[START]

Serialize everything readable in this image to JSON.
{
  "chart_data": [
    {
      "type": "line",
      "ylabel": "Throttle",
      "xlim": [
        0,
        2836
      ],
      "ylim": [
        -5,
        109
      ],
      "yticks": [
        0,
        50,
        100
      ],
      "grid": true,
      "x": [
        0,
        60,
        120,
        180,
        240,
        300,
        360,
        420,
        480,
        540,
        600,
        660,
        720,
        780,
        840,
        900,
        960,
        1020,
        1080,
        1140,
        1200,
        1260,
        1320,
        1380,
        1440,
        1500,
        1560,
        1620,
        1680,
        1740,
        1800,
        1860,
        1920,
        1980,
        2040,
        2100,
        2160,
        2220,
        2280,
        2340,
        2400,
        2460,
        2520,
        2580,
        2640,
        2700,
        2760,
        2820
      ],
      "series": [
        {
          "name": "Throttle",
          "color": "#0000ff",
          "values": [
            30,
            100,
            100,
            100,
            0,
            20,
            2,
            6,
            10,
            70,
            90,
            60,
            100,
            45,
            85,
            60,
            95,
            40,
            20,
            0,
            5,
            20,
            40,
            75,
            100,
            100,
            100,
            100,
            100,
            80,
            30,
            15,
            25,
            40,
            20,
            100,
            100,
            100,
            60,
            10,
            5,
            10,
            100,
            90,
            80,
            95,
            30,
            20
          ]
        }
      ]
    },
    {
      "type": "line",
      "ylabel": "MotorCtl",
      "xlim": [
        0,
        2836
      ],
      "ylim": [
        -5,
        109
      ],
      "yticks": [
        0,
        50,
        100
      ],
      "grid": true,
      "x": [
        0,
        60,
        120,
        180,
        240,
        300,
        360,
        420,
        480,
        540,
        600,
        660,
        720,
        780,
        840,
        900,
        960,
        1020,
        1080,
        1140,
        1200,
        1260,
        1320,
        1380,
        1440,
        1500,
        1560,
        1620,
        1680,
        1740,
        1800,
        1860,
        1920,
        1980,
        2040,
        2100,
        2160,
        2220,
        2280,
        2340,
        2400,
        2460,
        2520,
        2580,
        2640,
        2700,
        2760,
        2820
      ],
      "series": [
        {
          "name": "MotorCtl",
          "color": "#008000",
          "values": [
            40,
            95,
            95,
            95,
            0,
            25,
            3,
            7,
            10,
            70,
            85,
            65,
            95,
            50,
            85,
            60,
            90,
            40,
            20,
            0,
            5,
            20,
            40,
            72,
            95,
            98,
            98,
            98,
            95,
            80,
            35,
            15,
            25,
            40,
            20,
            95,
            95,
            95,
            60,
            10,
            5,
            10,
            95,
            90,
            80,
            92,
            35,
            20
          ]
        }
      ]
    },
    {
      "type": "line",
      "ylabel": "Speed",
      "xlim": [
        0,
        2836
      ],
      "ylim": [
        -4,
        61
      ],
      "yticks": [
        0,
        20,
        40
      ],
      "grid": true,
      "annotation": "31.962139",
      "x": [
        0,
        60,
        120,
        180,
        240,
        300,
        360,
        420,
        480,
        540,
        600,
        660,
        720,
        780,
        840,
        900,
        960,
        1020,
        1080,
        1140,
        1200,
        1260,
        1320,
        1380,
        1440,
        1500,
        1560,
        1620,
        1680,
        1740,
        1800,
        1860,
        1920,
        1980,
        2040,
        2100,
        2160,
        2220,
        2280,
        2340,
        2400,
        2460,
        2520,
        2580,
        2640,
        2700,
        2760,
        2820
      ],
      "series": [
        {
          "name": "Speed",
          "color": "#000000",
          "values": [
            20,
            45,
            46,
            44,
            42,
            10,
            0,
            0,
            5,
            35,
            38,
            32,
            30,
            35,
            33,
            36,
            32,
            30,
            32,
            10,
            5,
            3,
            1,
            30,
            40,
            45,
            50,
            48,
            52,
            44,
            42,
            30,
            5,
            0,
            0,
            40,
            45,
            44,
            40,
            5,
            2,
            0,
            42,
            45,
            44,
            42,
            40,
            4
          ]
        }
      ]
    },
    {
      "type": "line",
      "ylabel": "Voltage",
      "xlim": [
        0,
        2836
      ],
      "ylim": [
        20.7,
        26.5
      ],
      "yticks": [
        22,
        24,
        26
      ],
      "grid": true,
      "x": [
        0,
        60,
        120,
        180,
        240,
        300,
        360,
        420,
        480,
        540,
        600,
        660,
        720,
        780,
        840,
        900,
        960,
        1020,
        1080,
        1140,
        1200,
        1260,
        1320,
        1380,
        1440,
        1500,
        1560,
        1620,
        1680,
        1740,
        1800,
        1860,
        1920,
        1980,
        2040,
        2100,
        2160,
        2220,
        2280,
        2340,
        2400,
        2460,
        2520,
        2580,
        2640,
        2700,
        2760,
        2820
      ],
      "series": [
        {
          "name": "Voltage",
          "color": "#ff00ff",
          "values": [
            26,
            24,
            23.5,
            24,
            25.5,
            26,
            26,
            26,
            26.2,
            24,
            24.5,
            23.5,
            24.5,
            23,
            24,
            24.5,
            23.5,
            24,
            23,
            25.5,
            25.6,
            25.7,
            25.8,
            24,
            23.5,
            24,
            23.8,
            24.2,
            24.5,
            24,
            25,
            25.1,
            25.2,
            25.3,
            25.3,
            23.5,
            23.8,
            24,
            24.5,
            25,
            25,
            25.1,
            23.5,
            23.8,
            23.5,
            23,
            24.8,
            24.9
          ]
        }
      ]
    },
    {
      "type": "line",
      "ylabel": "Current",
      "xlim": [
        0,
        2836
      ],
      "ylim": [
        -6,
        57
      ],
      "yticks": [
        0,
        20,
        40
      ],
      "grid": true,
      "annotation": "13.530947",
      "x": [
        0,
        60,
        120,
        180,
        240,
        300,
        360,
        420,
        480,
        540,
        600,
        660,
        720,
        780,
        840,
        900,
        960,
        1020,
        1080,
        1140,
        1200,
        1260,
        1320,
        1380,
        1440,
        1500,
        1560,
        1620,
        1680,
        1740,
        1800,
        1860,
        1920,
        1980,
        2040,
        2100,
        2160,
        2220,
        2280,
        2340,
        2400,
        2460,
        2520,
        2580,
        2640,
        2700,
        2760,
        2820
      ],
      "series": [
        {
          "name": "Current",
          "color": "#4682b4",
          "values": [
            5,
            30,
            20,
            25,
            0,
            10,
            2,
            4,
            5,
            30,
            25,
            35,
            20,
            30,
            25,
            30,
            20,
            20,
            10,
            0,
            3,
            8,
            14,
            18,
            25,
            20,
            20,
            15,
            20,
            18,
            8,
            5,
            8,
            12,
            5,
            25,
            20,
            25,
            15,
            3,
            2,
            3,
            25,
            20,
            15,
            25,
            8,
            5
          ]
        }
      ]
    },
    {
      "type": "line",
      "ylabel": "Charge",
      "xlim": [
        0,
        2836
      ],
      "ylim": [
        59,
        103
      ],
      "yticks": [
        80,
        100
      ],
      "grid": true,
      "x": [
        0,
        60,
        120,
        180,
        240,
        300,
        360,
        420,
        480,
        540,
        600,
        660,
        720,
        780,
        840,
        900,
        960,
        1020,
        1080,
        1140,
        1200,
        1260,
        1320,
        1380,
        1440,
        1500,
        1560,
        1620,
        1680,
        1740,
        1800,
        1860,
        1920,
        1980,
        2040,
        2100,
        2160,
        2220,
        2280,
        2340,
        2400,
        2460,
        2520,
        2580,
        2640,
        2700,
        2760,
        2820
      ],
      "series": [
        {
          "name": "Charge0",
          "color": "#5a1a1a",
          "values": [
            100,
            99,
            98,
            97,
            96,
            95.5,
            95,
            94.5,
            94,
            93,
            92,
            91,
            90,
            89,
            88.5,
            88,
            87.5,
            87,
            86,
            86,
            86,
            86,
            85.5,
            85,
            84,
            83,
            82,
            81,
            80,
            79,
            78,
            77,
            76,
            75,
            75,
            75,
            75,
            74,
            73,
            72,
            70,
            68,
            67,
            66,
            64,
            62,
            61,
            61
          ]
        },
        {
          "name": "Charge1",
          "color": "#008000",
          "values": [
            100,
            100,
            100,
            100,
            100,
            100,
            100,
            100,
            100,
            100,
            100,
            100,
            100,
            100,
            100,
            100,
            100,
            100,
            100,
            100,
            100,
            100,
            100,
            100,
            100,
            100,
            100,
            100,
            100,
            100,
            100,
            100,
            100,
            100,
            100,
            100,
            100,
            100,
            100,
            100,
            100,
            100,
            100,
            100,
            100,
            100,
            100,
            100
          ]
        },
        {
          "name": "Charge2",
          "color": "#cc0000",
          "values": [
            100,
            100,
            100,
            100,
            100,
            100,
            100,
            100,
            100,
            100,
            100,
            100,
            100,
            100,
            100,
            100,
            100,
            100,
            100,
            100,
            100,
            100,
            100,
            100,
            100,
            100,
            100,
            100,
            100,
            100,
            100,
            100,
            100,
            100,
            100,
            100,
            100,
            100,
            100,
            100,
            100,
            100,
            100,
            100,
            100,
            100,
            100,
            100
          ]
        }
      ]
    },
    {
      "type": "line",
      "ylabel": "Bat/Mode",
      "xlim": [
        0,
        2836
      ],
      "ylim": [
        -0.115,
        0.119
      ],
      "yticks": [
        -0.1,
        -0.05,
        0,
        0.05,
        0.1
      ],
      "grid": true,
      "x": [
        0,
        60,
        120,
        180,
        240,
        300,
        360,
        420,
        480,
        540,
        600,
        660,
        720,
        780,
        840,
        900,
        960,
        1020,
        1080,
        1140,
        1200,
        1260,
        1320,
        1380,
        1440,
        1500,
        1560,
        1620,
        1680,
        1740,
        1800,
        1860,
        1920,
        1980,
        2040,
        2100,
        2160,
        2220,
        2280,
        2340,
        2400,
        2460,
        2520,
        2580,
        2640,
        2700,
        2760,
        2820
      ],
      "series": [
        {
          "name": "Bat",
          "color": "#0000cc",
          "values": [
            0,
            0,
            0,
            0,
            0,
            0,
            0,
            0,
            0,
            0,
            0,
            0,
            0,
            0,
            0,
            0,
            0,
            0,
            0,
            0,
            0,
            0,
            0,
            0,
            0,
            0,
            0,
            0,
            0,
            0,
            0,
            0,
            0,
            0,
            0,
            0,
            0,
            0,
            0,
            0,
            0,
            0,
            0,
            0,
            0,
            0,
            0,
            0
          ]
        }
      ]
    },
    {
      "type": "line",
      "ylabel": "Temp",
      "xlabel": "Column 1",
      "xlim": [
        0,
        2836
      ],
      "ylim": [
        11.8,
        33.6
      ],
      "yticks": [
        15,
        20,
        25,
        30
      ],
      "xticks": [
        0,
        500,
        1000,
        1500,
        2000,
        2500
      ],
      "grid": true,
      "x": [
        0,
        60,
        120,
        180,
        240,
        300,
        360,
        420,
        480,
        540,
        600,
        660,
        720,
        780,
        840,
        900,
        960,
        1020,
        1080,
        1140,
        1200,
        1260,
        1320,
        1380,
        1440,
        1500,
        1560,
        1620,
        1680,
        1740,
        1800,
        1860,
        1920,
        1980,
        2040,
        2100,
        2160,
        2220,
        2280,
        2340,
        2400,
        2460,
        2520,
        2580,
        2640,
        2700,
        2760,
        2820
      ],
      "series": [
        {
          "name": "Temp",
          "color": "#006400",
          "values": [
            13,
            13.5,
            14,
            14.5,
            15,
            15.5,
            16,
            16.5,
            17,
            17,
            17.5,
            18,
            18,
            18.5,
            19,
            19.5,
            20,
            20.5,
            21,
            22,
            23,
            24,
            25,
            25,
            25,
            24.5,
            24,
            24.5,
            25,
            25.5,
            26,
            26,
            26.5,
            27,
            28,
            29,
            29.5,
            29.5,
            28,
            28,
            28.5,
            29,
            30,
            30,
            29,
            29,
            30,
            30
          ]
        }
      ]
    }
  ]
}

[END]

Take each line containing the string "ylabel" and copy it out.

      "ylabel": "Throttle",
      "ylabel": "MotorCtl",
      "ylabel": "Speed",
      "ylabel": "Voltage",
      "ylabel": "Current",
      "ylabel": "Charge",
      "ylabel": "Bat/Mode",
      "ylabel": "Temp",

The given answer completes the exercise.